Narrow the data below down to the lines containing "сейчас".

**Data to process:**
┄┄┄┄┄┄

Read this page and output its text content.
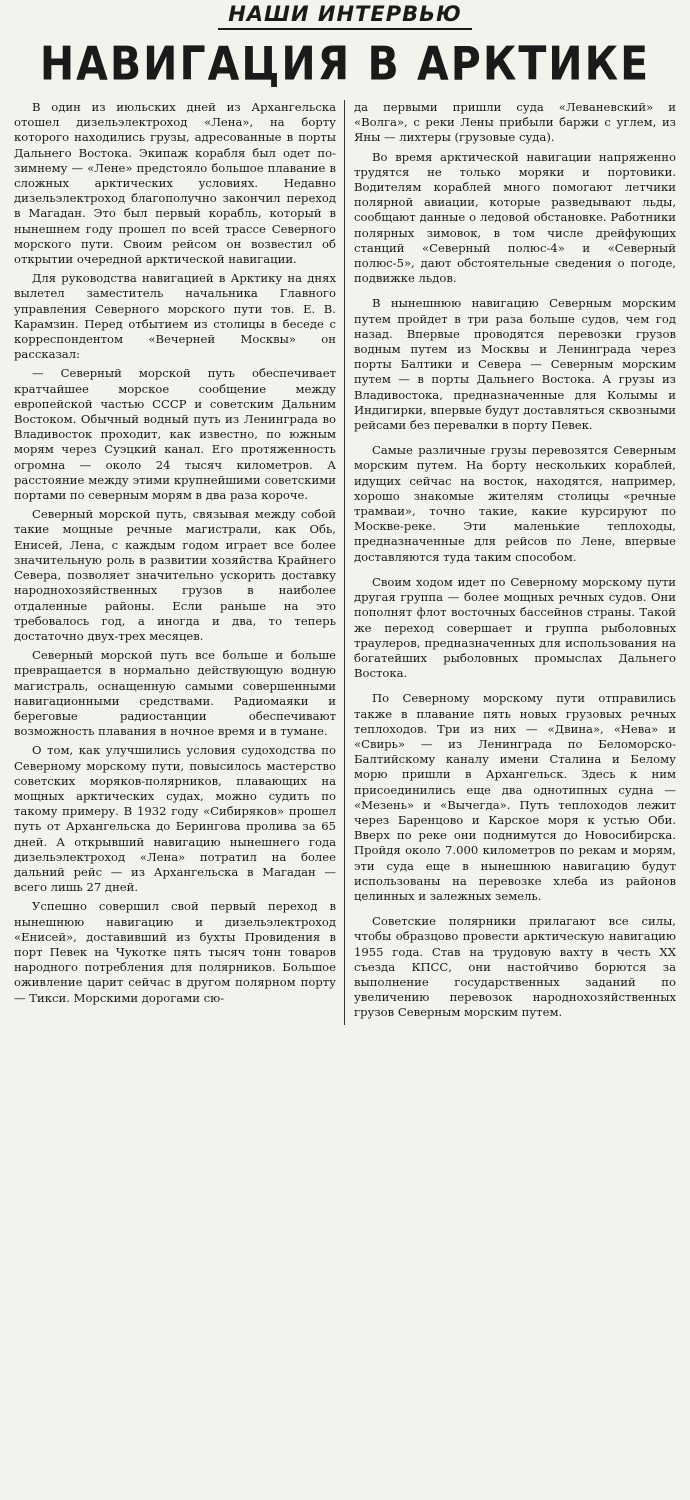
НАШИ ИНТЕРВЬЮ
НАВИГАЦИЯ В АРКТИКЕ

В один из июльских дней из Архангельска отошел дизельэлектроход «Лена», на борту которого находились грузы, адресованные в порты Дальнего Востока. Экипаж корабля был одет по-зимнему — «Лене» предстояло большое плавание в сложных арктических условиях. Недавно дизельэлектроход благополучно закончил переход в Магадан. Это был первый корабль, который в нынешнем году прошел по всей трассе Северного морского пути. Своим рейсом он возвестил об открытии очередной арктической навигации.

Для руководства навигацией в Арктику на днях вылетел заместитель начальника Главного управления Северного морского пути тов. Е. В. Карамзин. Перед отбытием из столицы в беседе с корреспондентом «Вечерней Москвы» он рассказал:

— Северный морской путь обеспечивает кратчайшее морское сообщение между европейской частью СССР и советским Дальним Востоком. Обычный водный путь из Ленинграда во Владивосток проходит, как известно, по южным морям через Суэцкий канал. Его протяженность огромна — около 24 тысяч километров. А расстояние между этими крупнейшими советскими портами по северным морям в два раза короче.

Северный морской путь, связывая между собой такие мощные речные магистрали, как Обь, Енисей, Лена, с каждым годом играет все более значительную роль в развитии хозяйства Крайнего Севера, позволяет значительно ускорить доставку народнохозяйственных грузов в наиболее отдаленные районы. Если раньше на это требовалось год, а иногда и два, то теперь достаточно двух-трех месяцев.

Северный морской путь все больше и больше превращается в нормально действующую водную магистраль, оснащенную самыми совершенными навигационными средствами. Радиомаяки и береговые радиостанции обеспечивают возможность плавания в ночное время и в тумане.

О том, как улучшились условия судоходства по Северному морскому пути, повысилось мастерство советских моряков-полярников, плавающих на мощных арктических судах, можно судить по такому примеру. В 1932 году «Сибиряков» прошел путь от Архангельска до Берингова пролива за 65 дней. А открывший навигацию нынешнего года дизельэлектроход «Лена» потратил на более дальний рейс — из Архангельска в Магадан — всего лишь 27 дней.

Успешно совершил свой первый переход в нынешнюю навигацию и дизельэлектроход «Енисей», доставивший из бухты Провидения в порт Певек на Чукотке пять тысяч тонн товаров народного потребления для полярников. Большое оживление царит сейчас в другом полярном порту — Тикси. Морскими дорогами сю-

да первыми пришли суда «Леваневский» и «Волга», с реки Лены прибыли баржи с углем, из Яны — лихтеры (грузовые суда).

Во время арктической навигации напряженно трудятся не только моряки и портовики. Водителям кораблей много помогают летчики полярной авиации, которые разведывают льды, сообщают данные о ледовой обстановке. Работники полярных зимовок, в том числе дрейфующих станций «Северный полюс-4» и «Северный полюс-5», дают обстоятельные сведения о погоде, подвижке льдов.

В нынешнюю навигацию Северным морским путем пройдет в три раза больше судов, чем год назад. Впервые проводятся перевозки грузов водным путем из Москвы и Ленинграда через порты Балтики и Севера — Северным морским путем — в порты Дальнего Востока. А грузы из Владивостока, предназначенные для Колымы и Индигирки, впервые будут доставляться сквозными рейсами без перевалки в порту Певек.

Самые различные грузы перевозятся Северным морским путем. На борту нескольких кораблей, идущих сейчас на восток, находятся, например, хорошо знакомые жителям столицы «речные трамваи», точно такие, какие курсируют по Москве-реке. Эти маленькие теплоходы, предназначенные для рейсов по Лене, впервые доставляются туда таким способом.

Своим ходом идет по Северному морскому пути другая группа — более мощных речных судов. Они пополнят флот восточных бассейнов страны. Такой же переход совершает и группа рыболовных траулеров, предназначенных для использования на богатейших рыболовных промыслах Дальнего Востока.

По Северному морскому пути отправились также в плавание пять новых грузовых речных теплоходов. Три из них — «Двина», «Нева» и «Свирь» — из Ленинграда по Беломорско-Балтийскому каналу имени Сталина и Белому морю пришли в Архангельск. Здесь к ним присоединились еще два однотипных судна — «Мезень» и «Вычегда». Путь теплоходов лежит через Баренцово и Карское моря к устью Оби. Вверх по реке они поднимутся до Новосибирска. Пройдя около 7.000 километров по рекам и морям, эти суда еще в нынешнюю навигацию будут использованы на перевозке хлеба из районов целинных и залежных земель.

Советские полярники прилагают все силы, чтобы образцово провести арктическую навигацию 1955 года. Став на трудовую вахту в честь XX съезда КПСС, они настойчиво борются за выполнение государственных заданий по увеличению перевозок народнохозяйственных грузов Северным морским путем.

┄┄┄┄┄┄

**Solution to the exercise:**
Успешно совершил свой первый переход в нынешнюю навигацию и дизельэлектроход «Енисей», доставивший из бухты Провидения в порт Певек на Чукотке пять тысяч тонн товаров народного потребления для полярников. Большое оживление царит сейчас в другом полярном порту — Тикси. Морскими дорогами сю-
Самые различные грузы перевозятся Северным морским путем. На борту нескольких кораблей, идущих сейчас на восток, находятся, например, хорошо знакомые жителям столицы «речные трамваи», точно такие, какие курсируют по Москве-реке. Эти маленькие теплоходы, предназначенные для рейсов по Лене, впервые доставляются туда таким способом.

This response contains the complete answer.